What the exercise asks:
Can you reproduce the data beneath, keeping every line exact?

━━━━

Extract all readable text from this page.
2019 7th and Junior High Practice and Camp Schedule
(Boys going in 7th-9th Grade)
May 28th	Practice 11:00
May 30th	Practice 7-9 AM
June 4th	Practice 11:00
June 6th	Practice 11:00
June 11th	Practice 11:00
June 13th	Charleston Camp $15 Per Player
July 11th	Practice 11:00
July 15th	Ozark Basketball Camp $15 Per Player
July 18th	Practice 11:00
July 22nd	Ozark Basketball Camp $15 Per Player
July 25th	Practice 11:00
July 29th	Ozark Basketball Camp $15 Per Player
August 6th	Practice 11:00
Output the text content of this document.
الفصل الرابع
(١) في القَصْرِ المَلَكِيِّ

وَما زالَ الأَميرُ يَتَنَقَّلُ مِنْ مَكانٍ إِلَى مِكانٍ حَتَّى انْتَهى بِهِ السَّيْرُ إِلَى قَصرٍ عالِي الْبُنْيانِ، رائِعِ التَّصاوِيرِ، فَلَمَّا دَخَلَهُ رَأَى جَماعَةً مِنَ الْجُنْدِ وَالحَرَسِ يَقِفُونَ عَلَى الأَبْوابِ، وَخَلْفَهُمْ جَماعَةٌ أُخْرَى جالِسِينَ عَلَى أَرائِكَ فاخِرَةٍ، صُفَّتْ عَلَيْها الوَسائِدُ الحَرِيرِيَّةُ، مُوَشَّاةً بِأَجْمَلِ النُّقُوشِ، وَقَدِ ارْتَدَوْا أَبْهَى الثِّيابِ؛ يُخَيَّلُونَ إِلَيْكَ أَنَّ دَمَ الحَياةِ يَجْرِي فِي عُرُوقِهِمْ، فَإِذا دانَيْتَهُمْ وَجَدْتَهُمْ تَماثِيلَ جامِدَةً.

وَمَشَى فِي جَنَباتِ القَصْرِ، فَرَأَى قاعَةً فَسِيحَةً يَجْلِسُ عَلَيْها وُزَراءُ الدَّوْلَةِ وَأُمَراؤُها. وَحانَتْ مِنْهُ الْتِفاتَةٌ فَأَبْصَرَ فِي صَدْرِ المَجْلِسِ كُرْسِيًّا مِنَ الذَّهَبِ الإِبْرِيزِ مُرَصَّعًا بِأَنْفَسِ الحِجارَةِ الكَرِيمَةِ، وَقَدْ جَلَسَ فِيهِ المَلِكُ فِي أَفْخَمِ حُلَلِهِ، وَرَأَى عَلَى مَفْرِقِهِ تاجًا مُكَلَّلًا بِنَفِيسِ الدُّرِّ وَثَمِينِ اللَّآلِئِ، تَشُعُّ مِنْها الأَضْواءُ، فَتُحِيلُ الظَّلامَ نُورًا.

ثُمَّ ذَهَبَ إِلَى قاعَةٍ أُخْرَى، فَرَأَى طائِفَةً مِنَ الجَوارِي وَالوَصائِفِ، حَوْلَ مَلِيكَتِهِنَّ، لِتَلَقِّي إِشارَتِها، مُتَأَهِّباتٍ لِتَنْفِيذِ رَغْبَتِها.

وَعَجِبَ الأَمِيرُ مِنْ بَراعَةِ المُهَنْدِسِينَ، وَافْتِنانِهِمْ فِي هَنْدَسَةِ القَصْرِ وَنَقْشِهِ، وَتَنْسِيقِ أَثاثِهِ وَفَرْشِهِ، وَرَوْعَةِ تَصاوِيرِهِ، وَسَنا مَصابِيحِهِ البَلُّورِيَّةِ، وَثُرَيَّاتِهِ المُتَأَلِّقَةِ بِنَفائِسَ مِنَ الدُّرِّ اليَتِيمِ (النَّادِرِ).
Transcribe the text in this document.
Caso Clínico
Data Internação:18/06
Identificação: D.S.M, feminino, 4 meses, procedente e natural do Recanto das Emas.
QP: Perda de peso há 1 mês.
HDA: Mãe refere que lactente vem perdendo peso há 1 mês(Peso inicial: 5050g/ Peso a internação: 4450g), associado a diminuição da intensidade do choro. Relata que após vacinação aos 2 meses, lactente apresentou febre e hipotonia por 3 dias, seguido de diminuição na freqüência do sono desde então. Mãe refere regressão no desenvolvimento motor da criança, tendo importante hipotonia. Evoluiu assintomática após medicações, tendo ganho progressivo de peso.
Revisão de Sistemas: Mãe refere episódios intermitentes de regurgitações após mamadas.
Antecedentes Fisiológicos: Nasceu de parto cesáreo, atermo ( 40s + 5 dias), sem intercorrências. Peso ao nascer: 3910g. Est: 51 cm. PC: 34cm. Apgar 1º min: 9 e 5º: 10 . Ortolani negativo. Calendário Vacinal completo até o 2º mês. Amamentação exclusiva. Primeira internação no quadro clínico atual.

━━━━

Solved problem:
Extract all readable text from this page.
2019 7th and Junior High Practice and Camp Schedule
(Boys going in 7th-9th Grade)
May 28th	Practice 11:00
May 30th	Practice 7-9 AM
June 4th	Practice 11:00
June 6th	Practice 11:00
June 11th	Practice 11:00
June 13th	Charleston Camp $15 Per Player
July 11th	Practice 11:00
July 15th	Ozark Basketball Camp $15 Per Player
July 18th	Practice 11:00
July 22nd	Ozark Basketball Camp $15 Per Player
July 25th	Practice 11:00
July 29th	Ozark Basketball Camp $15 Per Player
August 6th	Practice 11:00
Output the text content of this document.
الفصل الرابع
(١) في القَصْرِ المَلَكِيِّ

وَما زالَ الأَميرُ يَتَنَقَّلُ مِنْ مَكانٍ إِلَى مِكانٍ حَتَّى انْتَهى بِهِ السَّيْرُ إِلَى قَصرٍ عالِي الْبُنْيانِ، رائِعِ التَّصاوِيرِ، فَلَمَّا دَخَلَهُ رَأَى جَماعَةً مِنَ الْجُنْدِ وَالحَرَسِ يَقِفُونَ عَلَى الأَبْوابِ، وَخَلْفَهُمْ جَماعَةٌ أُخْرَى جالِسِينَ عَلَى أَرائِكَ فاخِرَةٍ، صُفَّتْ عَلَيْها الوَسائِدُ الحَرِيرِيَّةُ، مُوَشَّاةً بِأَجْمَلِ النُّقُوشِ، وَقَدِ ارْتَدَوْا أَبْهَى الثِّيابِ؛ يُخَيَّلُونَ إِلَيْكَ أَنَّ دَمَ الحَياةِ يَجْرِي فِي عُرُوقِهِمْ، فَإِذا دانَيْتَهُمْ وَجَدْتَهُمْ تَماثِيلَ جامِدَةً.

وَمَشَى فِي جَنَباتِ القَصْرِ، فَرَأَى قاعَةً فَسِيحَةً يَجْلِسُ عَلَيْها وُزَراءُ الدَّوْلَةِ وَأُمَراؤُها. وَحانَتْ مِنْهُ الْتِفاتَةٌ فَأَبْصَرَ فِي صَدْرِ المَجْلِسِ كُرْسِيًّا مِنَ الذَّهَبِ الإِبْرِيزِ مُرَصَّعًا بِأَنْفَسِ الحِجارَةِ الكَرِيمَةِ، وَقَدْ جَلَسَ فِيهِ المَلِكُ فِي أَفْخَمِ حُلَلِهِ، وَرَأَى عَلَى مَفْرِقِهِ تاجًا مُكَلَّلًا بِنَفِيسِ الدُّرِّ وَثَمِينِ اللَّآلِئِ، تَشُعُّ مِنْها الأَضْواءُ، فَتُحِيلُ الظَّلامَ نُورًا.

ثُمَّ ذَهَبَ إِلَى قاعَةٍ أُخْرَى، فَرَأَى طائِفَةً مِنَ الجَوارِي وَالوَصائِفِ، حَوْلَ مَلِيكَتِهِنَّ، لِتَلَقِّي إِشارَتِها، مُتَأَهِّباتٍ لِتَنْفِيذِ رَغْبَتِها.

وَعَجِبَ الأَمِيرُ مِنْ بَراعَةِ المُهَنْدِسِينَ، وَافْتِنانِهِمْ فِي هَنْدَسَةِ القَصْرِ وَنَقْشِهِ، وَتَنْسِيقِ أَثاثِهِ وَفَرْشِهِ، وَرَوْعَةِ تَصاوِيرِهِ، وَسَنا مَصابِيحِهِ البَلُّورِيَّةِ، وَثُرَيَّاتِهِ المُتَأَلِّقَةِ بِنَفائِسَ مِنَ الدُّرِّ اليَتِيمِ (النَّادِرِ).
Transcribe the text in this document.
Caso Clínico
Data Internação:18/06
Identificação: D.S.M, feminino, 4 meses, procedente e natural do Recanto das Emas.
QP: Perda de peso há 1 mês.
HDA: Mãe refere que lactente vem perdendo peso há 1 mês(Peso inicial: 5050g/ Peso a internação: 4450g), associado a diminuição da intensidade do choro. Relata que após vacinação aos 2 meses, lactente apresentou febre e hipotonia por 3 dias, seguido de diminuição na freqüência do sono desde então. Mãe refere regressão no desenvolvimento motor da criança, tendo importante hipotonia. Evoluiu assintomática após medicações, tendo ganho progressivo de peso.
Revisão de Sistemas: Mãe refere episódios intermitentes de regurgitações após mamadas.
Antecedentes Fisiológicos: Nasceu de parto cesáreo, atermo ( 40s + 5 dias), sem intercorrências. Peso ao nascer: 3910g. Est: 51 cm. PC: 34cm. Apgar 1º min: 9 e 5º: 10 . Ortolani negativo. Calendário Vacinal completo até o 2º mês. Amamentação exclusiva. Primeira internação no quadro clínico atual.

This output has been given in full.